* [Supplied records]:
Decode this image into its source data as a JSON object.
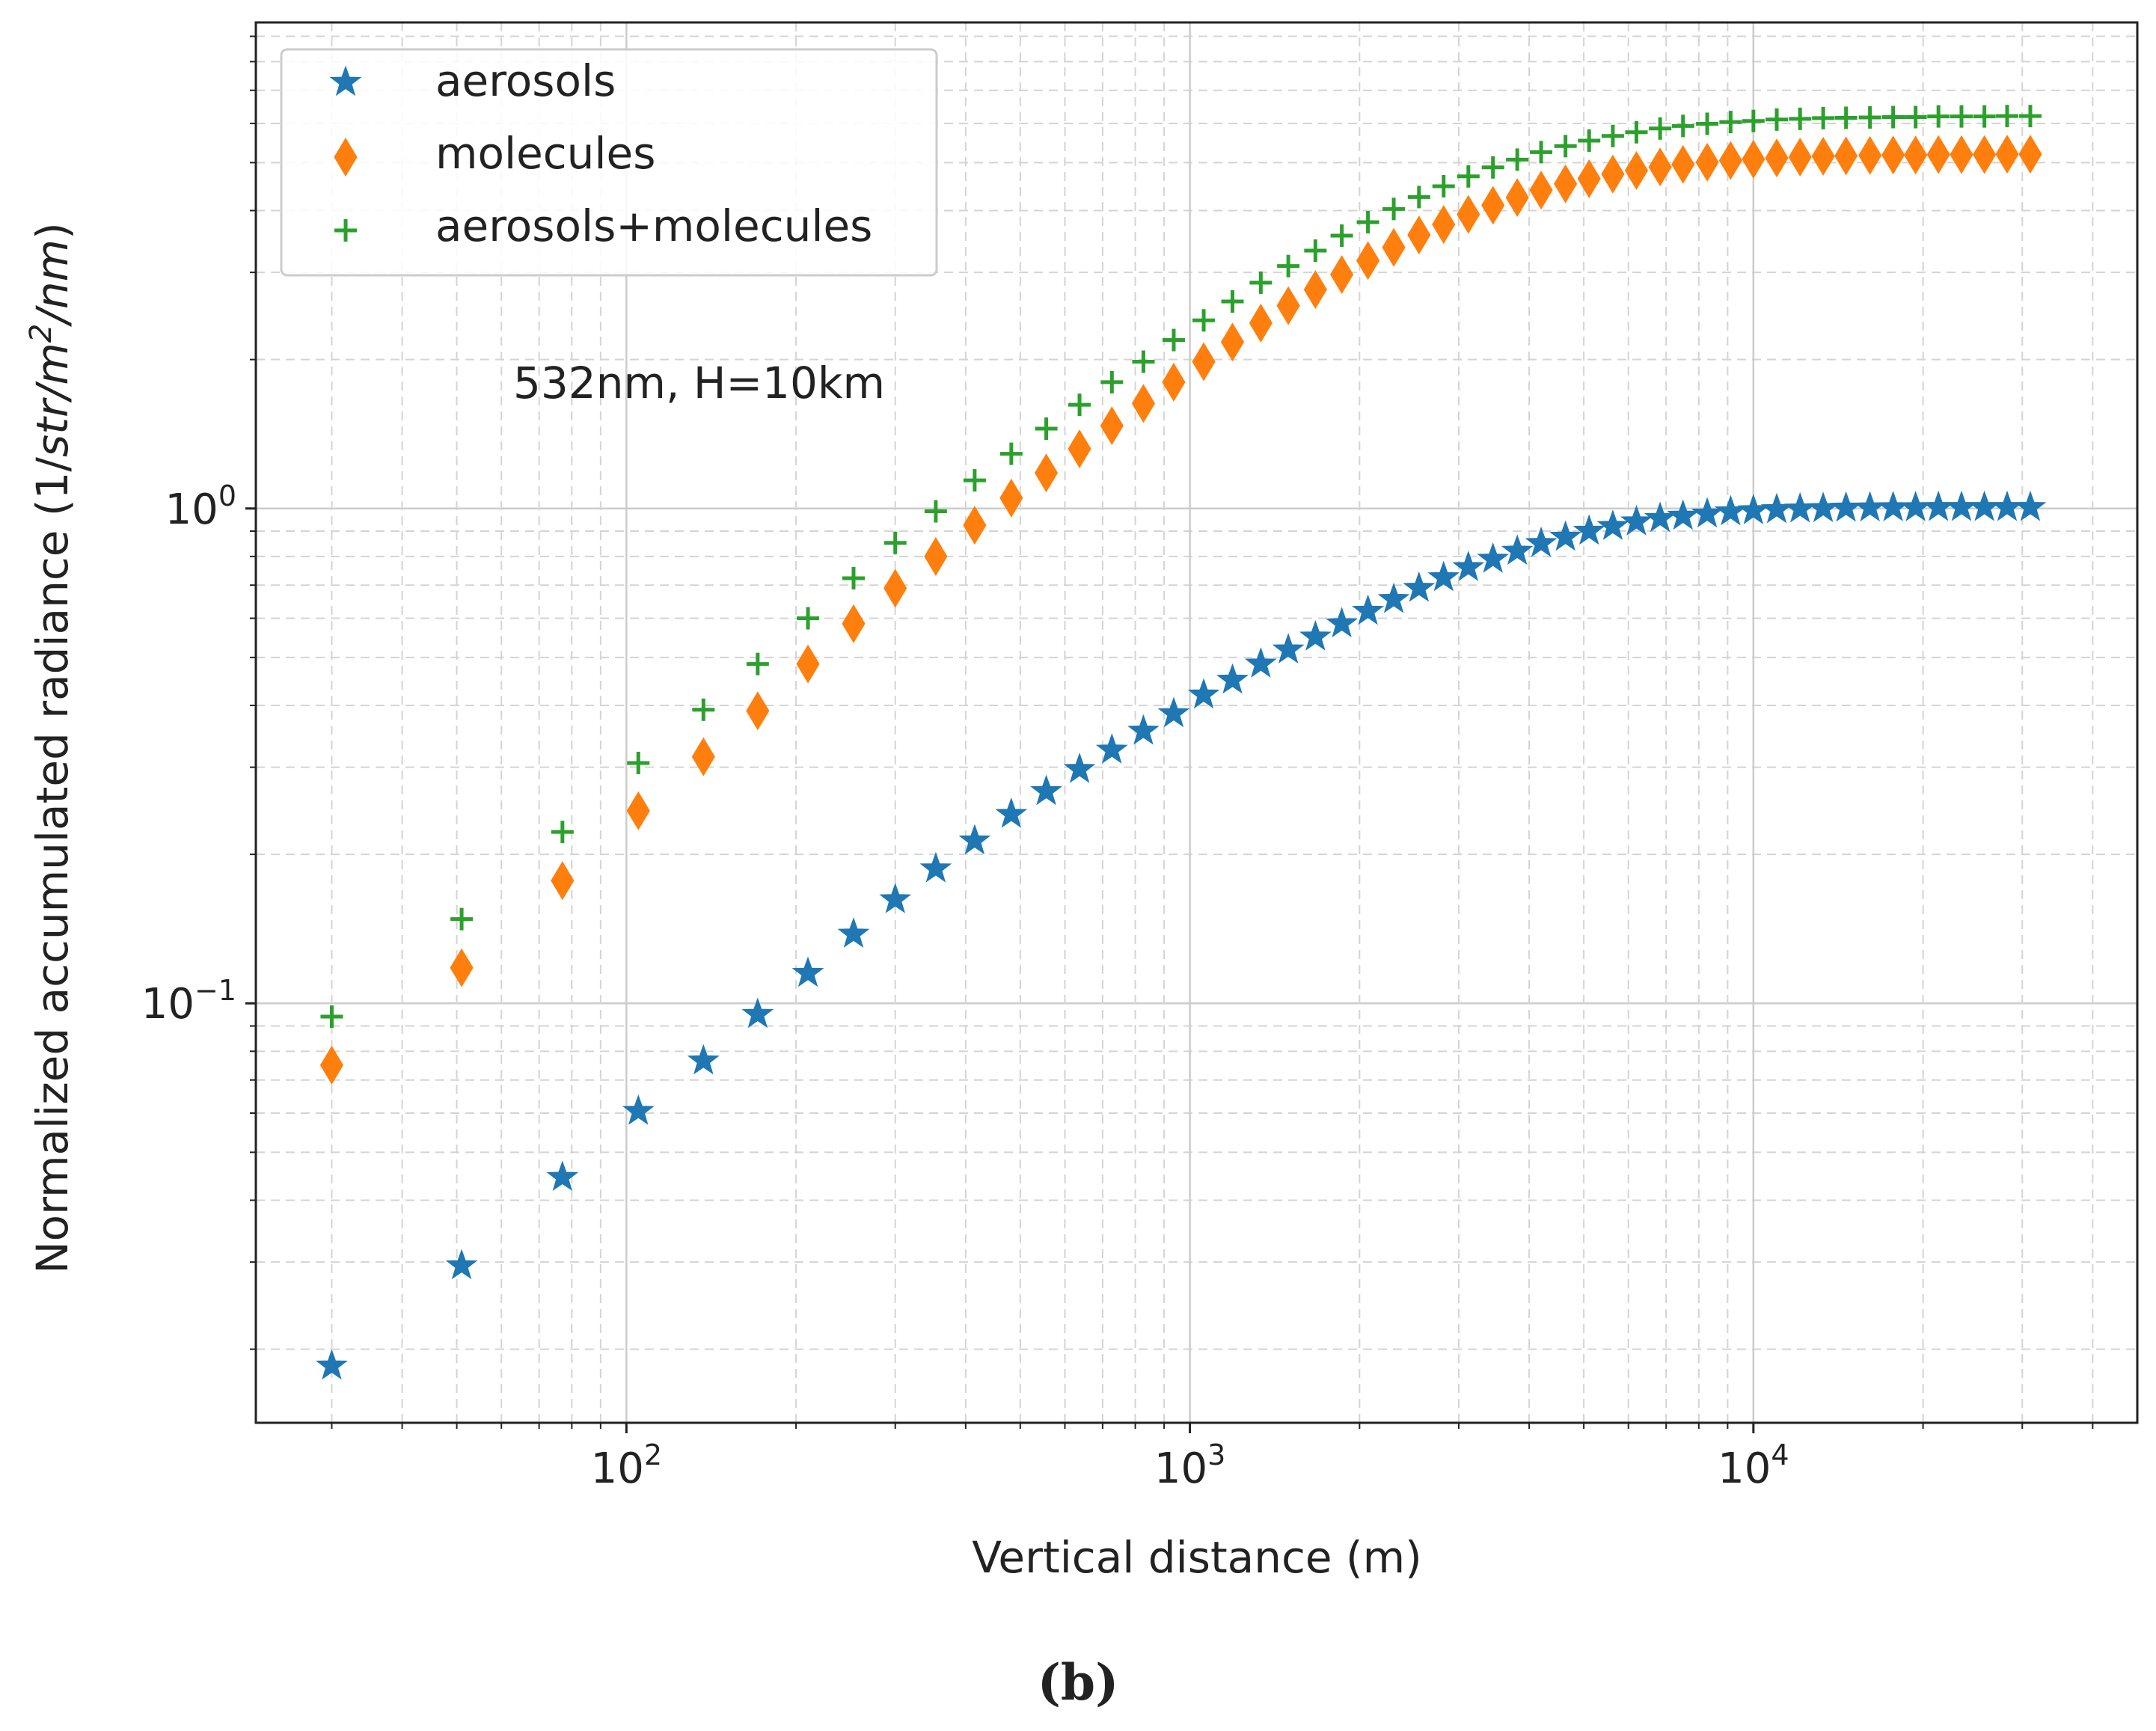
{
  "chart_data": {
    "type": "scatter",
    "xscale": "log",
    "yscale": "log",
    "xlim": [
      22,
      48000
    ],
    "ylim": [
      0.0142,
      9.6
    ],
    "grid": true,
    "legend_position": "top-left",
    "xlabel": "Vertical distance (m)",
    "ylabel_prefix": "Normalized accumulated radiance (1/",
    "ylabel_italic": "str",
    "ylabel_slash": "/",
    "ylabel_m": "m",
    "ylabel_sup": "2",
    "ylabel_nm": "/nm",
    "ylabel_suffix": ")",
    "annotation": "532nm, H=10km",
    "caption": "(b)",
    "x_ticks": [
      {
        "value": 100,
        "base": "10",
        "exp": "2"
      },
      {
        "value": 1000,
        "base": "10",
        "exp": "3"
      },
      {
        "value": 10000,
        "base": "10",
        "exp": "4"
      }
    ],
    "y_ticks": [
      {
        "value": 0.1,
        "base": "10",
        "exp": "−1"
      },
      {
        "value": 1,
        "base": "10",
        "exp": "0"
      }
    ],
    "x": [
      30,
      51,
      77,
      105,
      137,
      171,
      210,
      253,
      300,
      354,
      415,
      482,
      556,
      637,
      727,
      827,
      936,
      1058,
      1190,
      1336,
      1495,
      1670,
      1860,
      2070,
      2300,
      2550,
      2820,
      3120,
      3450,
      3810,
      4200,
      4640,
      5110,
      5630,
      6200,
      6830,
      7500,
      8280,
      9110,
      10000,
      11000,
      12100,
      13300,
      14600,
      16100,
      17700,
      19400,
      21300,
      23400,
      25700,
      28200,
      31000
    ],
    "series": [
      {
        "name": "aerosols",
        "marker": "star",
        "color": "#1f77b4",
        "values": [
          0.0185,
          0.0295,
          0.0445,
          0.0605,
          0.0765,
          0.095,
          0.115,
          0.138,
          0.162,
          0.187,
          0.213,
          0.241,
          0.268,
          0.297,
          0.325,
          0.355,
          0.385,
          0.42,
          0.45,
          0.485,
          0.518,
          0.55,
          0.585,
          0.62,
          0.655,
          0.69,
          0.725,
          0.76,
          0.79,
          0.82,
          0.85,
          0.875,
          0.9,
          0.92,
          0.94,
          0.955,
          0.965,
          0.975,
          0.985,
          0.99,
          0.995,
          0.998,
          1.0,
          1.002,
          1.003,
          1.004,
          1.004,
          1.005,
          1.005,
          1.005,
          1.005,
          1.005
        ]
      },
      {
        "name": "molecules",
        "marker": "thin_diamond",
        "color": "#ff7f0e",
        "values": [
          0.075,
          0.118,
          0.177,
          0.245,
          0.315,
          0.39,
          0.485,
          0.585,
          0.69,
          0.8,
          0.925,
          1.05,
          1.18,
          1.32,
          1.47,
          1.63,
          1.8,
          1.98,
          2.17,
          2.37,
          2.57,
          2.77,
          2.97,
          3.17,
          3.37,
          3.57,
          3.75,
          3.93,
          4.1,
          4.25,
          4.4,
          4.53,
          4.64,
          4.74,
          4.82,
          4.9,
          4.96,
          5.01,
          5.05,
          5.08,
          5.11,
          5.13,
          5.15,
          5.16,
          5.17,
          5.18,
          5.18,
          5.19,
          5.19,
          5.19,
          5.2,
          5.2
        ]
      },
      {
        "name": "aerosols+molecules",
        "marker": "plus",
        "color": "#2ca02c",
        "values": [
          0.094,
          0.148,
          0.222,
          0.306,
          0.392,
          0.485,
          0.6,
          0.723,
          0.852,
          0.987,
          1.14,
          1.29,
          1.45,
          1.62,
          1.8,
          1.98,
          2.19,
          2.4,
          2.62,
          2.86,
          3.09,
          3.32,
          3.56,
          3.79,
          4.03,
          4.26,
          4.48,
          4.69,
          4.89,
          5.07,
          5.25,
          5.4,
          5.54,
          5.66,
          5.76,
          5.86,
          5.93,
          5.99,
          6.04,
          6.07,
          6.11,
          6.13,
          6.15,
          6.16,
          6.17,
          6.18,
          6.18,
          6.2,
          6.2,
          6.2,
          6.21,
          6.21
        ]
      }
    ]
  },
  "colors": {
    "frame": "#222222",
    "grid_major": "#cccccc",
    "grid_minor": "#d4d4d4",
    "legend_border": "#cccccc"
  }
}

* [Exercise directions]: Of the lines in this listing, report how many contain the string "aerosols", and give the number only.

* [Solution]: 2